> _Exercise objective_
Retype the whole listing verbatim and keep the pictures out of it.

> _Extracted data_
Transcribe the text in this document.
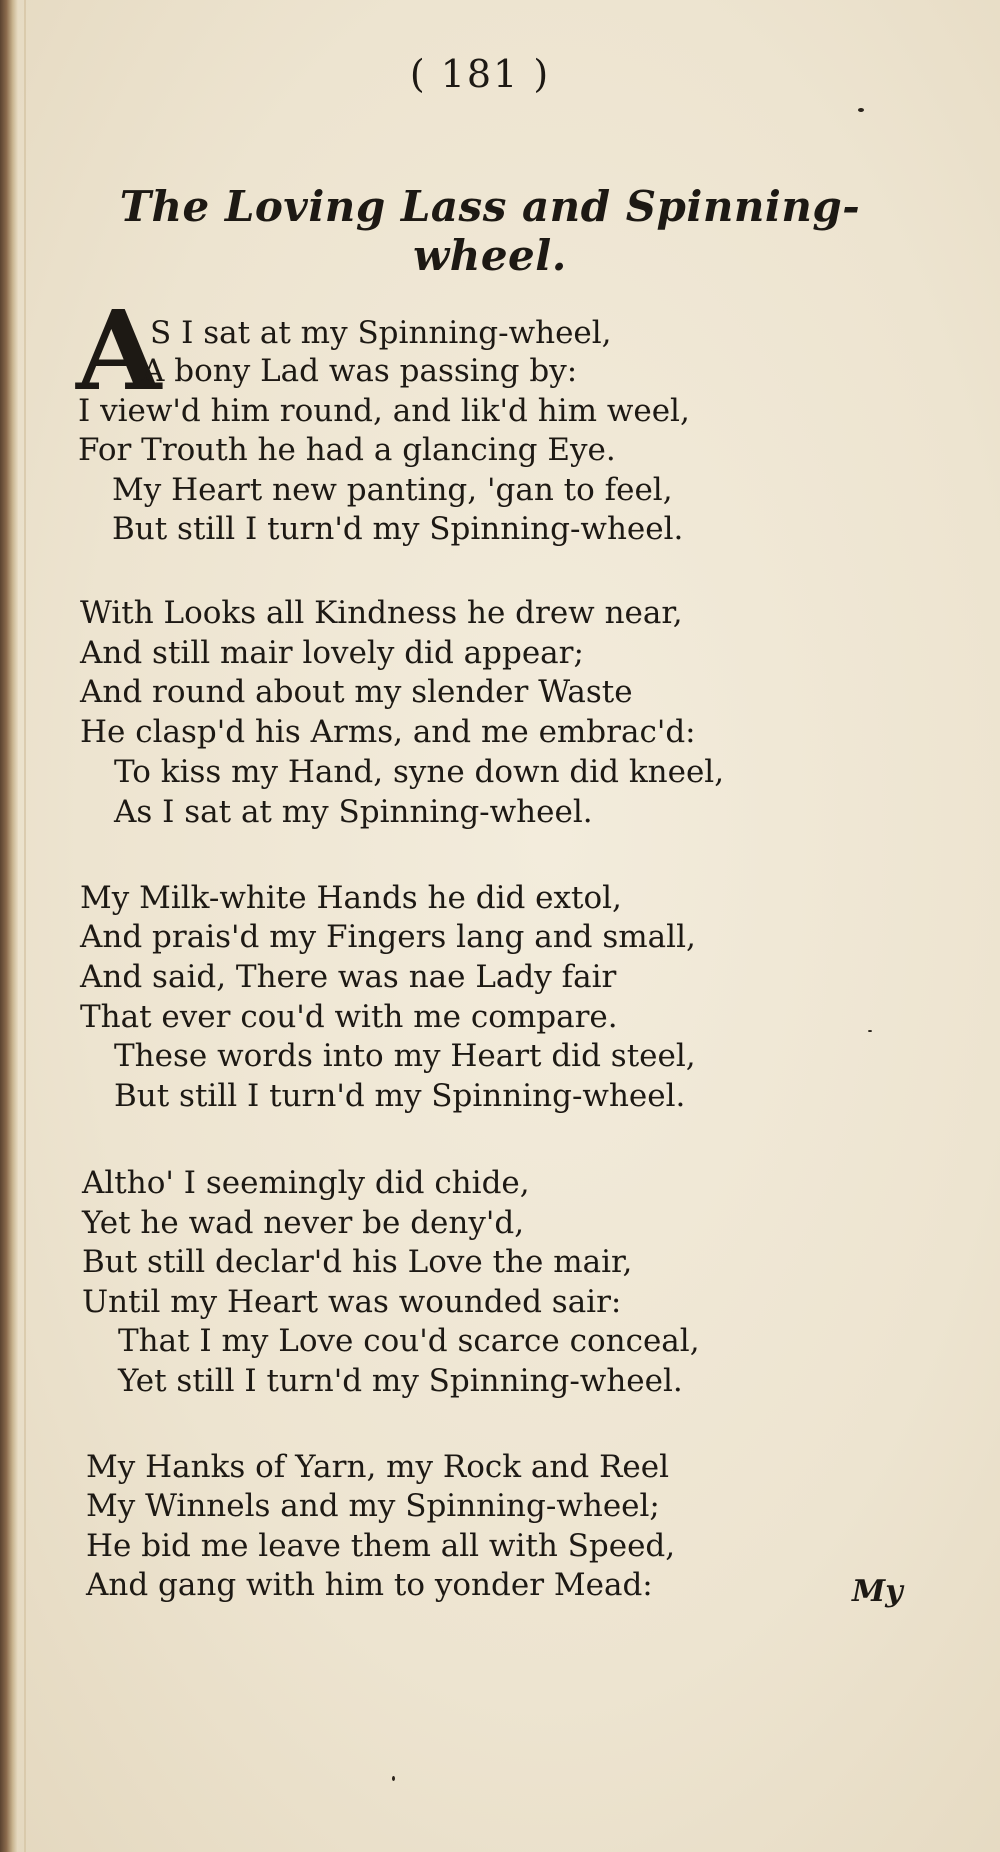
( 181 )
The Loving Lass and Spinning-wheel.
A
S I sat at my Spinning-wheel,
A bony Lad was passing by:
I view'd him round, and lik'd him weel,
For Trouth he had a glancing Eye.
My Heart new panting, 'gan to feel,
But still I turn'd my Spinning-wheel.
With Looks all Kindness he drew near,
And still mair lovely did appear;
And round about my slender Waste
He clasp'd his Arms, and me embrac'd:
To kiss my Hand, syne down did kneel,
As I sat at my Spinning-wheel.
My Milk-white Hands he did extol,
And prais'd my Fingers lang and small,
And said, There was nae Lady fair
That ever cou'd with me compare.
These words into my Heart did steel,
But still I turn'd my Spinning-wheel.
Altho' I seemingly did chide,
Yet he wad never be deny'd,
But still declar'd his Love the mair,
Until my Heart was wounded sair:
That I my Love cou'd scarce conceal,
Yet still I turn'd my Spinning-wheel.
My Hanks of Yarn, my Rock and Reel
My Winnels and my Spinning-wheel;
He bid me leave them all with Speed,
And gang with him to yonder Mead:	My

> _Solved exercise_
Transcribe the text in this document.
( 181 )
The Loving Lass and Spinning-wheel.
A
S I sat at my Spinning-wheel,
A bony Lad was passing by:
I view'd him round, and lik'd him weel,
For Trouth he had a glancing Eye.
My Heart new panting, 'gan to feel,
But still I turn'd my Spinning-wheel.
With Looks all Kindness he drew near,
And still mair lovely did appear;
And round about my slender Waste
He clasp'd his Arms, and me embrac'd:
To kiss my Hand, syne down did kneel,
As I sat at my Spinning-wheel.
My Milk-white Hands he did extol,
And prais'd my Fingers lang and small,
And said, There was nae Lady fair
That ever cou'd with me compare.
These words into my Heart did steel,
But still I turn'd my Spinning-wheel.
Altho' I seemingly did chide,
Yet he wad never be deny'd,
But still declar'd his Love the mair,
Until my Heart was wounded sair:
That I my Love cou'd scarce conceal,
Yet still I turn'd my Spinning-wheel.
My Hanks of Yarn, my Rock and Reel
My Winnels and my Spinning-wheel;
He bid me leave them all with Speed,
And gang with him to yonder Mead:	My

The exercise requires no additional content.